# Data listing start
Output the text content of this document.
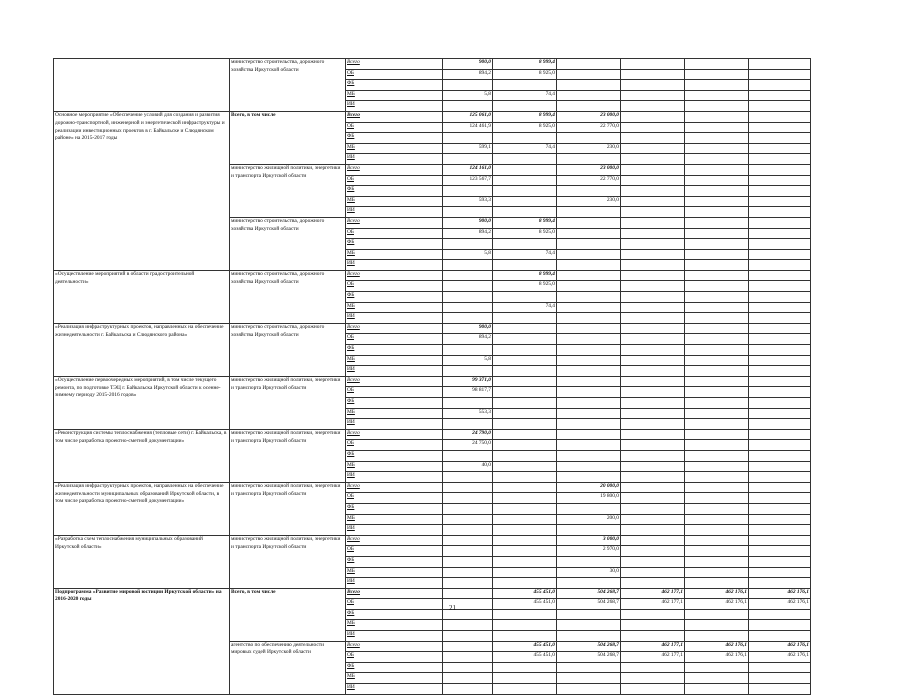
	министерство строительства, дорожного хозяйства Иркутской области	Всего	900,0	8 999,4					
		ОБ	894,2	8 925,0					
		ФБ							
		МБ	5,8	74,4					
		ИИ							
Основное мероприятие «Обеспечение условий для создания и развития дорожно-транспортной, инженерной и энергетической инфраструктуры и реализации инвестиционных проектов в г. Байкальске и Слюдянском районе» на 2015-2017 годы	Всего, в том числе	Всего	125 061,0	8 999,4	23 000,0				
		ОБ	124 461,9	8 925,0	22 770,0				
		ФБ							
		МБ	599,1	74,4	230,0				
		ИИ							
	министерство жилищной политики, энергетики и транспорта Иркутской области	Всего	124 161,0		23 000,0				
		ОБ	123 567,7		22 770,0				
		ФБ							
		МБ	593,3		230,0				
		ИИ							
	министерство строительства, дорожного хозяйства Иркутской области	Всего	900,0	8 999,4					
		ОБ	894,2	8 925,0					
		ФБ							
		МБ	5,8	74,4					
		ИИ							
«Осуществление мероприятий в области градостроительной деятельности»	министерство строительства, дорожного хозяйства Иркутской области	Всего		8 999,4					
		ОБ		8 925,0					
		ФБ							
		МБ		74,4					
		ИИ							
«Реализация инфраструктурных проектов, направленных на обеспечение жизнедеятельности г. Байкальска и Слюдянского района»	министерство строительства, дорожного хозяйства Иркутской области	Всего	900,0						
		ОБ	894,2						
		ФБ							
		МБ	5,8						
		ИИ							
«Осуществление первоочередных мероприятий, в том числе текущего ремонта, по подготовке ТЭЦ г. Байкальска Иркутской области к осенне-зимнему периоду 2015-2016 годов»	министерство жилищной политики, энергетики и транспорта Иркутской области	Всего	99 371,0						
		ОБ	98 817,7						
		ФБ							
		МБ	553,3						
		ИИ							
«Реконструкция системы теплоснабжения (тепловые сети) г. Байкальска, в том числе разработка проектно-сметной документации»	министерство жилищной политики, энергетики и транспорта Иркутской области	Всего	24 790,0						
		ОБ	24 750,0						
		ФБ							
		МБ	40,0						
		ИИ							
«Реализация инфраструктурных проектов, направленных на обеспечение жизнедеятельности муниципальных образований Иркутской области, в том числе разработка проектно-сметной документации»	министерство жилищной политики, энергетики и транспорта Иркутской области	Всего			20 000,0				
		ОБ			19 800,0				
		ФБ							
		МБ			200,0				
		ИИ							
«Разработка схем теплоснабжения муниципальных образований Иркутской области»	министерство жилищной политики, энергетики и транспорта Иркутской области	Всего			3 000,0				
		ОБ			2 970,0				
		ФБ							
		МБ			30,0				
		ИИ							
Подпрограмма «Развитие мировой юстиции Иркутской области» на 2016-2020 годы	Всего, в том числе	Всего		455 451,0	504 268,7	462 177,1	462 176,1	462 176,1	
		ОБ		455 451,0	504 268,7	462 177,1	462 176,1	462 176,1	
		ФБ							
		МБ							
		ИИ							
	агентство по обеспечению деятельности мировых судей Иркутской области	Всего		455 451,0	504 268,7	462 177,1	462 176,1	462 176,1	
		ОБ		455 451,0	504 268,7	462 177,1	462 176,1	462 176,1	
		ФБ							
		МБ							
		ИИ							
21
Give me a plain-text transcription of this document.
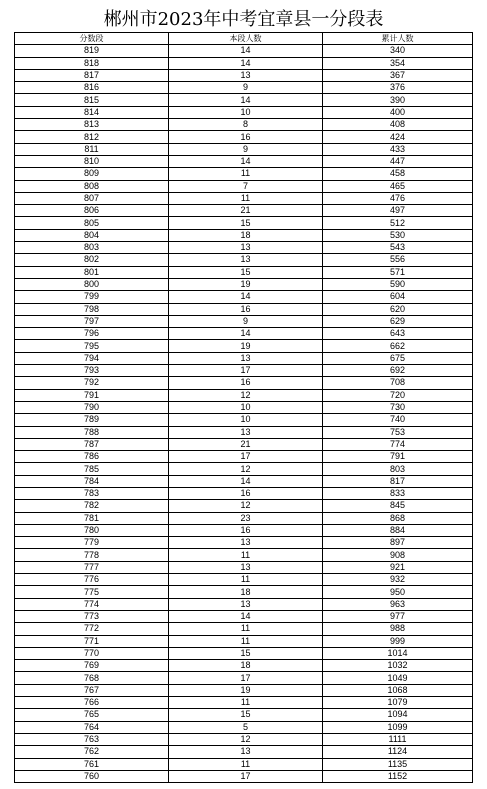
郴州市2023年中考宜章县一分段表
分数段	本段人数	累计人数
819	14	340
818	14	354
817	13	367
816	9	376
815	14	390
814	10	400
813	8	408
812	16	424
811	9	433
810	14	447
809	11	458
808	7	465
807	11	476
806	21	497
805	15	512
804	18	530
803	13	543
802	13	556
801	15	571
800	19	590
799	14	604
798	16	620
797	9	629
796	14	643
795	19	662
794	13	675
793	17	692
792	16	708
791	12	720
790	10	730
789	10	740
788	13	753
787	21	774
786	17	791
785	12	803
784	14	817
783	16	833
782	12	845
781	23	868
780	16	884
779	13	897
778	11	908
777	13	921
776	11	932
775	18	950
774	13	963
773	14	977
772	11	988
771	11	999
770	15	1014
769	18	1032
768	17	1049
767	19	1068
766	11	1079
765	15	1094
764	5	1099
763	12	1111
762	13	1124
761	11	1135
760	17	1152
# Data listing end
▸ Requirements: Gather each line from the listing above that holds "транспорта".

▸ Solution for this task:
	министерство жилищной политики, энергетики и транспорта Иркутской области	Всего	124 161,0		23 000,0				
«Осуществление первоочередных мероприятий, в том числе текущего ремонта, по подготовке ТЭЦ г. Байкальска Иркутской области к осенне-зимнему периоду 2015-2016 годов»	министерство жилищной политики, энергетики и транспорта Иркутской области	Всего	99 371,0						
«Реконструкция системы теплоснабжения (тепловые сети) г. Байкальска, в том числе разработка проектно-сметной документации»	министерство жилищной политики, энергетики и транспорта Иркутской области	Всего	24 790,0						
«Реализация инфраструктурных проектов, направленных на обеспечение жизнедеятельности муниципальных образований Иркутской области, в том числе разработка проектно-сметной документации»	министерство жилищной политики, энергетики и транспорта Иркутской области	Всего			20 000,0				
«Разработка схем теплоснабжения муниципальных образований Иркутской области»	министерство жилищной политики, энергетики и транспорта Иркутской области	Всего			3 000,0				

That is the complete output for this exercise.